§ **Prompt**: Transcribe the lines below verbatim, skipping the images.

▶

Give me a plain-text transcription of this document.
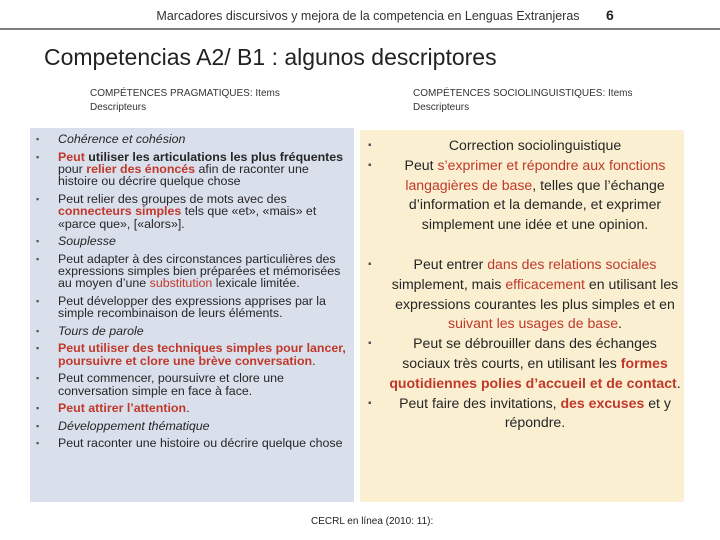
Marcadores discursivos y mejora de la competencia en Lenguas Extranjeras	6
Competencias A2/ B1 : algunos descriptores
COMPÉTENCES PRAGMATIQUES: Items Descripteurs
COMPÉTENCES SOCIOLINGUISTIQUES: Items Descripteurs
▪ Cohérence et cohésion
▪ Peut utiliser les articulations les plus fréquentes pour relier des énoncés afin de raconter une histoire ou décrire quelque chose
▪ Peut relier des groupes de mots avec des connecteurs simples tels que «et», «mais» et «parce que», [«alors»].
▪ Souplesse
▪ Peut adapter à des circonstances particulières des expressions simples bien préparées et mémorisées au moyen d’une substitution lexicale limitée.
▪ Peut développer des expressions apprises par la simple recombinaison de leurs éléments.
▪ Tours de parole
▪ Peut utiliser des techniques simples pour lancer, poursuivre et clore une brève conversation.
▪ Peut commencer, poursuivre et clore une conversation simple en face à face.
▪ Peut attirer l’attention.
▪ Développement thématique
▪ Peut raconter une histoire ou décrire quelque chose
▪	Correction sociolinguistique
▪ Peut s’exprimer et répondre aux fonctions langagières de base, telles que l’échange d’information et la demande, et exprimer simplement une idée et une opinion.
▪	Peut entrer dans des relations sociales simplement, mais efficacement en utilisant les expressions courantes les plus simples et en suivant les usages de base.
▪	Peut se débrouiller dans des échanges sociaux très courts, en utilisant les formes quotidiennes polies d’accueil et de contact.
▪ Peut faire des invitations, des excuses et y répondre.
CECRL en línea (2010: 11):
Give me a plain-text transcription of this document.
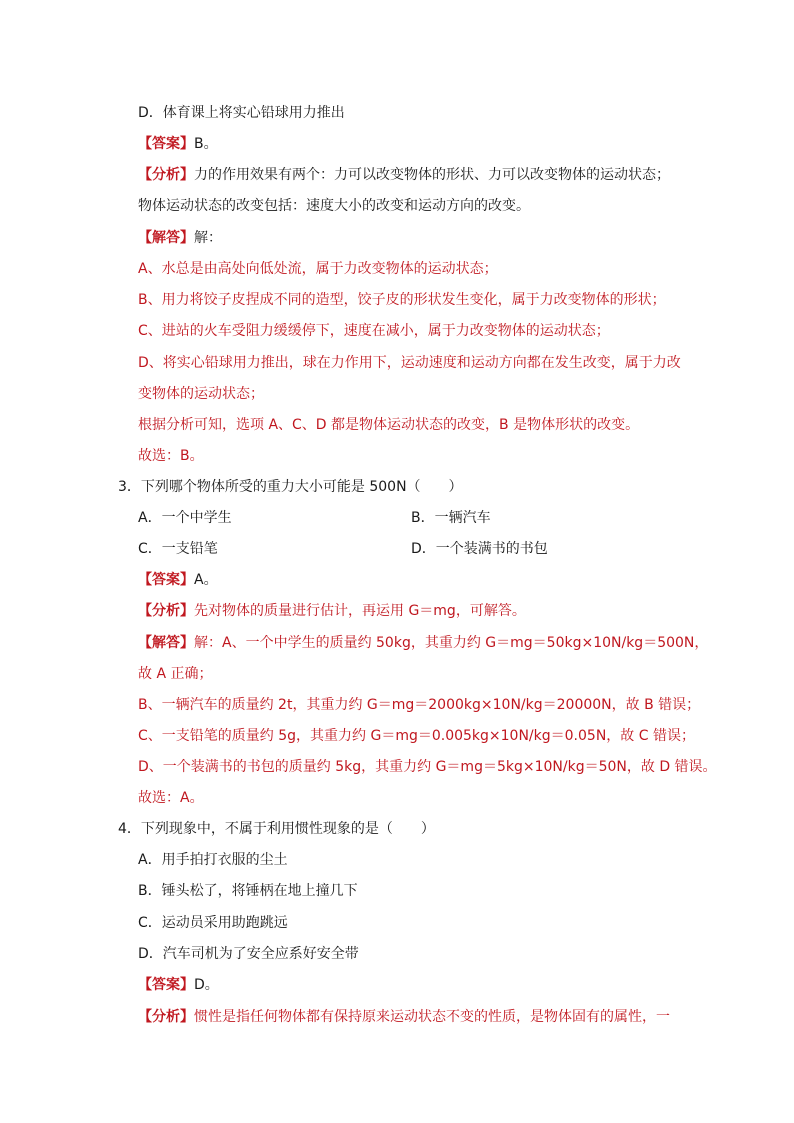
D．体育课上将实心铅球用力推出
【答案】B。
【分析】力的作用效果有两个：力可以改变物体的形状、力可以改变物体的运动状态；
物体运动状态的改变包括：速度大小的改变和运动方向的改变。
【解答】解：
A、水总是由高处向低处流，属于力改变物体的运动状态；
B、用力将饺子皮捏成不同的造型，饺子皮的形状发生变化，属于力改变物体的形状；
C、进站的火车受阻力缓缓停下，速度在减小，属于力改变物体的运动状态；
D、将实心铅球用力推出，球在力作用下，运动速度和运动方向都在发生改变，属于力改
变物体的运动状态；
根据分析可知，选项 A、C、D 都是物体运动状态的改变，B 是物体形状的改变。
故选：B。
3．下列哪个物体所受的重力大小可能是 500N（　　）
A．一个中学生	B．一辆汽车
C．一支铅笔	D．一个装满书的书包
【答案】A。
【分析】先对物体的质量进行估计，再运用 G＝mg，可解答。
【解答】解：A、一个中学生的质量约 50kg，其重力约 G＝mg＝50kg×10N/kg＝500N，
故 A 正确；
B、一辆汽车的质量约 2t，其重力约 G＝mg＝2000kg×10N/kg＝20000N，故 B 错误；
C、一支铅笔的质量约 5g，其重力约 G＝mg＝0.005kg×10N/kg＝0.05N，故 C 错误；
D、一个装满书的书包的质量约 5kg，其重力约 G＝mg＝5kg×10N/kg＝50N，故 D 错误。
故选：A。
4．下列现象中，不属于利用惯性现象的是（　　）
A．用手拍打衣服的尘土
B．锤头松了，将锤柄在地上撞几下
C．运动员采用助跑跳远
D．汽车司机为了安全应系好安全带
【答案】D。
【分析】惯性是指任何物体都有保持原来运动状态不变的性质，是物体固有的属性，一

◀

§ **Written solution**:
Give me a plain-text transcription of this document.
Marcadores discursivos y mejora de la competencia en Lenguas Extranjeras	6
Competencias A2/ B1 : algunos descriptores
COMPÉTENCES PRAGMATIQUES: Items Descripteurs
COMPÉTENCES SOCIOLINGUISTIQUES: Items Descripteurs
▪ Cohérence et cohésion
▪ Peut utiliser les articulations les plus fréquentes pour relier des énoncés afin de raconter une histoire ou décrire quelque chose
▪ Peut relier des groupes de mots avec des connecteurs simples tels que «et», «mais» et «parce que», [«alors»].
▪ Souplesse
▪ Peut adapter à des circonstances particulières des expressions simples bien préparées et mémorisées au moyen d’une substitution lexicale limitée.
▪ Peut développer des expressions apprises par la simple recombinaison de leurs éléments.
▪ Tours de parole
▪ Peut utiliser des techniques simples pour lancer, poursuivre et clore une brève conversation.
▪ Peut commencer, poursuivre et clore une conversation simple en face à face.
▪ Peut attirer l’attention.
▪ Développement thématique
▪ Peut raconter une histoire ou décrire quelque chose
▪	Correction sociolinguistique
▪ Peut s’exprimer et répondre aux fonctions langagières de base, telles que l’échange d’information et la demande, et exprimer simplement une idée et une opinion.
▪	Peut entrer dans des relations sociales simplement, mais efficacement en utilisant les expressions courantes les plus simples et en suivant les usages de base.
▪	Peut se débrouiller dans des échanges sociaux très courts, en utilisant les formes quotidiennes polies d’accueil et de contact.
▪ Peut faire des invitations, des excuses et y répondre.
CECRL en línea (2010: 11):
Give me a plain-text transcription of this document.
D．体育课上将实心铅球用力推出
【答案】B。
【分析】力的作用效果有两个：力可以改变物体的形状、力可以改变物体的运动状态；
物体运动状态的改变包括：速度大小的改变和运动方向的改变。
【解答】解：
A、水总是由高处向低处流，属于力改变物体的运动状态；
B、用力将饺子皮捏成不同的造型，饺子皮的形状发生变化，属于力改变物体的形状；
C、进站的火车受阻力缓缓停下，速度在减小，属于力改变物体的运动状态；
D、将实心铅球用力推出，球在力作用下，运动速度和运动方向都在发生改变，属于力改
变物体的运动状态；
根据分析可知，选项 A、C、D 都是物体运动状态的改变，B 是物体形状的改变。
故选：B。
3．下列哪个物体所受的重力大小可能是 500N（　　）
A．一个中学生	B．一辆汽车
C．一支铅笔	D．一个装满书的书包
【答案】A。
【分析】先对物体的质量进行估计，再运用 G＝mg，可解答。
【解答】解：A、一个中学生的质量约 50kg，其重力约 G＝mg＝50kg×10N/kg＝500N，
故 A 正确；
B、一辆汽车的质量约 2t，其重力约 G＝mg＝2000kg×10N/kg＝20000N，故 B 错误；
C、一支铅笔的质量约 5g，其重力约 G＝mg＝0.005kg×10N/kg＝0.05N，故 C 错误；
D、一个装满书的书包的质量约 5kg，其重力约 G＝mg＝5kg×10N/kg＝50N，故 D 错误。
故选：A。
4．下列现象中，不属于利用惯性现象的是（　　）
A．用手拍打衣服的尘土
B．锤头松了，将锤柄在地上撞几下
C．运动员采用助跑跳远
D．汽车司机为了安全应系好安全带
【答案】D。
【分析】惯性是指任何物体都有保持原来运动状态不变的性质，是物体固有的属性，一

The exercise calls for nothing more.